組み込みソフトウェアのセキュリティプラットフォームを提供しています。
Runsafe Security
サービス/プロダクト概要
- RunSafe Securityは、組込みソフトウェアやファームウェアの実行時保護を実現する「*非侵襲型のセキュリティプラットフォーム」を提供。
- 主力製品は以下の3つ:
- Identify:SBOM(Software Bill of Materials)の自動生成とリスクスコアリング
- Protect:関数単位のランダム化を行うLFR(Load-time Function Randomization)による攻撃防御
- Monitor:実行中クラッシュの原因をリアルタイム解析
- 「*非侵襲型セキュリティ」とは?
- 技術的非侵襲性:
ソースコードやビルド設定を一切変更せず、すでに完成したバイナリに対してセキュリティ処理を行う
→ レガシーコードや市販ソフトウェアにも対応可能 - 運用的非侵襲性:
システムの性能・安定性・認証に影響を与えずに導入できる
→ 自動車・航空・医療機器など、変更に慎重な領域でも実用可能
- 技術的非侵襲性:
特徴/提供価値
- バイナリ実行時に関数をランダム配置する技術(LFR:Load-time Function Randomization)」を利用
- これは従来のアドレス空間ランダマイズ(ASLR)より粒度が細かく、リターンオリエンテッドプログラミング(ROP/関数メモリを攻撃する))などの高度な攻撃を根本的に防ぐ。さらに、
- ソースコードやCI/CDに手を加えることなく導入可能
- ファームウェアやレガシーソフトにも適用できる
- 軽量で性能劣化がなく、組込み環境にも対応
- さらに、SBOM自動生成やクラッシュ解析などの補助機能も含め、予防・検知・対応のすべてを非侵襲的に提供可能

ビジネスモデル
- 航空宇宙、防衛、自動車、医療機器、産業オートメーション分野のOEMおよびTier1/2が含まれ、セキュリティの重要性とレガシー資産の両立の必要性が高い分野に特化したB2Bモデル
- SaaS/PaaS型ライセンス:IdentifyやMonitor機能はクラウド/CIパイプライン連携を想定
- オンプレミス/エアギャップ対応:防衛・産業機器向けにローカル実行環境も提供
- オープンソース強化パッケージ:主要OSS(glibc、BusyBox等)を事前にハードニングした状態で提供
市場動向・なぜこの会社なのか?

作業項目 A => 紹介文によると、RunSafe Securityはオンプレミス/エアギャップ対応として、どの分野向けにローカル実行環境を提供していますか。
作業項目 B => 紹介文のうち、「組み込みソフトウェアのセキュリティプラットフォームを提供しています。」を含む言葉で始まり「- 「*非侵襲型セキュリティ」とは?」で終わる部分を、一字一句そのまま書き写してください。

(文書理解用データ)
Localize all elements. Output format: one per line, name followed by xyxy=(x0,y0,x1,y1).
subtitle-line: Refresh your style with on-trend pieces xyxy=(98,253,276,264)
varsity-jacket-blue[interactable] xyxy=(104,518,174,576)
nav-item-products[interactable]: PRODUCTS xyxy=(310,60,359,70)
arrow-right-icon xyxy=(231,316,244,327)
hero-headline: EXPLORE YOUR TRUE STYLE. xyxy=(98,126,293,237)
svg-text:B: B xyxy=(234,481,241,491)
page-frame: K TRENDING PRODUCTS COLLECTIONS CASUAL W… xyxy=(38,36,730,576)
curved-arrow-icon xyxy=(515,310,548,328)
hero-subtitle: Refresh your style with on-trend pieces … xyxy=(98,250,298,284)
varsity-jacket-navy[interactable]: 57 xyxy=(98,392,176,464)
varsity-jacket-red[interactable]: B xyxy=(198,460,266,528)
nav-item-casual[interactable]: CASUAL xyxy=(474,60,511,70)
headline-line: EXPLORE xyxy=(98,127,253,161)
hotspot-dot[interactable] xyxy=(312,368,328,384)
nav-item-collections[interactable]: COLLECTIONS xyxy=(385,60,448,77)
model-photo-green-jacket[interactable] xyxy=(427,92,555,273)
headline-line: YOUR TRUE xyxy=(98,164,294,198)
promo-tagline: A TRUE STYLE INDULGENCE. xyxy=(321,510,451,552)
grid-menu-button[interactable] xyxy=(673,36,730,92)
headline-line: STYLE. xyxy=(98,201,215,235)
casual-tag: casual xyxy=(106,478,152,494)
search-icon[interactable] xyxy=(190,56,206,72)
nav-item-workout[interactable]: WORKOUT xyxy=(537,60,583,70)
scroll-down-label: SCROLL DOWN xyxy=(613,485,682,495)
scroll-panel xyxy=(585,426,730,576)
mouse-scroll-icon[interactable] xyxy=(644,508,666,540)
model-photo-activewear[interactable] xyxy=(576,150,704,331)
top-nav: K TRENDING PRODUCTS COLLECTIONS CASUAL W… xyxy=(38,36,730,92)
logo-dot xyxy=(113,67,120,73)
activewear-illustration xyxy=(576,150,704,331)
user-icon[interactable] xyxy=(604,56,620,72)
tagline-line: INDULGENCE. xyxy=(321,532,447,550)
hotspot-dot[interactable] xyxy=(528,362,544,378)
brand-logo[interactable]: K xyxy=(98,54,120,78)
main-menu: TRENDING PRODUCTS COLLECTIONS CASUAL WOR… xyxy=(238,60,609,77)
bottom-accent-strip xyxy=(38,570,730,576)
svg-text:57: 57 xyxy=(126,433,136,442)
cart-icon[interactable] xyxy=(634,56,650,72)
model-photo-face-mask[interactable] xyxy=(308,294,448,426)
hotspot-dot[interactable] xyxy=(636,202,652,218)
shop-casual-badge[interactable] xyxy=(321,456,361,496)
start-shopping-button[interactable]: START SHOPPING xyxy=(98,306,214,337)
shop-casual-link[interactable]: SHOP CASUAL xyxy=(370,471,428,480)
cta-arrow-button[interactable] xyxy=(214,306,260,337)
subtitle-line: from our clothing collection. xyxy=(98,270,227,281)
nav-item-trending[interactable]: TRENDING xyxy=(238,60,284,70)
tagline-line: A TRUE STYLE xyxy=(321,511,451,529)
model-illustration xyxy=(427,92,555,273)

解答 A => 防衛・産業機器向けです。

解答 B =>
組み込みソフトウェアのセキュリティプラットフォームを提供しています。
Runsafe Security
サービス/プロダクト概要
- RunSafe Securityは、組込みソフトウェアやファームウェアの実行時保護を実現する「*非侵襲型のセキュリティプラットフォーム」を提供。
- 主力製品は以下の3つ:
- Identify:SBOM(Software Bill of Materials)の自動生成とリスクスコアリング
- Protect:関数単位のランダム化を行うLFR(Load-time Function Randomization)による攻撃防御
- Monitor:実行中クラッシュの原因をリアルタイム解析
- 「*非侵襲型セキュリティ」とは?